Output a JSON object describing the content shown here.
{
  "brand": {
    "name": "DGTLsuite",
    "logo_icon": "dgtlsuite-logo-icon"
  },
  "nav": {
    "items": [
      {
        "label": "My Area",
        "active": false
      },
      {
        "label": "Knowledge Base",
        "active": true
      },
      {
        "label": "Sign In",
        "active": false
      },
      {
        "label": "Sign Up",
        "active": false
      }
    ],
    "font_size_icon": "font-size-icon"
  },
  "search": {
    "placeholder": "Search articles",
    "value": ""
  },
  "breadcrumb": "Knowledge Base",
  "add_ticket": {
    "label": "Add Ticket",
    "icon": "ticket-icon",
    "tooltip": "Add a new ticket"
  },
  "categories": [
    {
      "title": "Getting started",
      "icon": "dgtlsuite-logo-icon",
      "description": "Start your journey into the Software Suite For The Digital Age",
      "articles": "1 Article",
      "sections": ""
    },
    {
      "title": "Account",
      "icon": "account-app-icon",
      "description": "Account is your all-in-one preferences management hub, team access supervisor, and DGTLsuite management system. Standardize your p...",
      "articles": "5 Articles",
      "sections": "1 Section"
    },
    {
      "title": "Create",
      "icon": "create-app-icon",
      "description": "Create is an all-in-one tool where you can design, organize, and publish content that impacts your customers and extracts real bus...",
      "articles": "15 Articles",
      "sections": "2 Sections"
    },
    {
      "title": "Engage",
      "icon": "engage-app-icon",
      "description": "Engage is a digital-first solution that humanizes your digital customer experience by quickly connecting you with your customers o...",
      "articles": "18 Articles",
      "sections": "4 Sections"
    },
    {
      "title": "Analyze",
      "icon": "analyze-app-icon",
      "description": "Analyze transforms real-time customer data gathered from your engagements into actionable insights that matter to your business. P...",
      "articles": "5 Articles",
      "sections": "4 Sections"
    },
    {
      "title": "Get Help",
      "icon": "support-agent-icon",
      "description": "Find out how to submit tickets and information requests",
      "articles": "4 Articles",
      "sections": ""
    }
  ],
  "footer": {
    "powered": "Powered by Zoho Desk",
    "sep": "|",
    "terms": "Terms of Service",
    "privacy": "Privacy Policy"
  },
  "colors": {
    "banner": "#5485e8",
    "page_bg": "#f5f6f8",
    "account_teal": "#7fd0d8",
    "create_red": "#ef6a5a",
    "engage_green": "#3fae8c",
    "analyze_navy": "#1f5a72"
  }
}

_ _ _ _

→ PROMPT: Your task is to transcribe the material exactly.

→ EXERCISE ANSWER:
Output a JSON object describing the content shown here.
{
  "brand": {
    "name": "DGTLsuite",
    "logo_icon": "dgtlsuite-logo-icon"
  },
  "nav": {
    "items": [
      {
        "label": "My Area",
        "active": false
      },
      {
        "label": "Knowledge Base",
        "active": true
      },
      {
        "label": "Sign In",
        "active": false
      },
      {
        "label": "Sign Up",
        "active": false
      }
    ],
    "font_size_icon": "font-size-icon"
  },
  "search": {
    "placeholder": "Search articles",
    "value": ""
  },
  "breadcrumb": "Knowledge Base",
  "add_ticket": {
    "label": "Add Ticket",
    "icon": "ticket-icon",
    "tooltip": "Add a new ticket"
  },
  "categories": [
    {
      "title": "Getting started",
      "icon": "dgtlsuite-logo-icon",
      "description": "Start your journey into the Software Suite For The Digital Age",
      "articles": "1 Article",
      "sections": ""
    },
    {
      "title": "Account",
      "icon": "account-app-icon",
      "description": "Account is your all-in-one preferences management hub, team access supervisor, and DGTLsuite management system. Standardize your p...",
      "articles": "5 Articles",
      "sections": "1 Section"
    },
    {
      "title": "Create",
      "icon": "create-app-icon",
      "description": "Create is an all-in-one tool where you can design, organize, and publish content that impacts your customers and extracts real bus...",
      "articles": "15 Articles",
      "sections": "2 Sections"
    },
    {
      "title": "Engage",
      "icon": "engage-app-icon",
      "description": "Engage is a digital-first solution that humanizes your digital customer experience by quickly connecting you with your customers o...",
      "articles": "18 Articles",
      "sections": "4 Sections"
    },
    {
      "title": "Analyze",
      "icon": "analyze-app-icon",
      "description": "Analyze transforms real-time customer data gathered from your engagements into actionable insights that matter to your business. P...",
      "articles": "5 Articles",
      "sections": "4 Sections"
    },
    {
      "title": "Get Help",
      "icon": "support-agent-icon",
      "description": "Find out how to submit tickets and information requests",
      "articles": "4 Articles",
      "sections": ""
    }
  ],
  "footer": {
    "powered": "Powered by Zoho Desk",
    "sep": "|",
    "terms": "Terms of Service",
    "privacy": "Privacy Policy"
  },
  "colors": {
    "banner": "#5485e8",
    "page_bg": "#f5f6f8",
    "account_teal": "#7fd0d8",
    "create_red": "#ef6a5a",
    "engage_green": "#3fae8c",
    "analyze_navy": "#1f5a72"
  }
}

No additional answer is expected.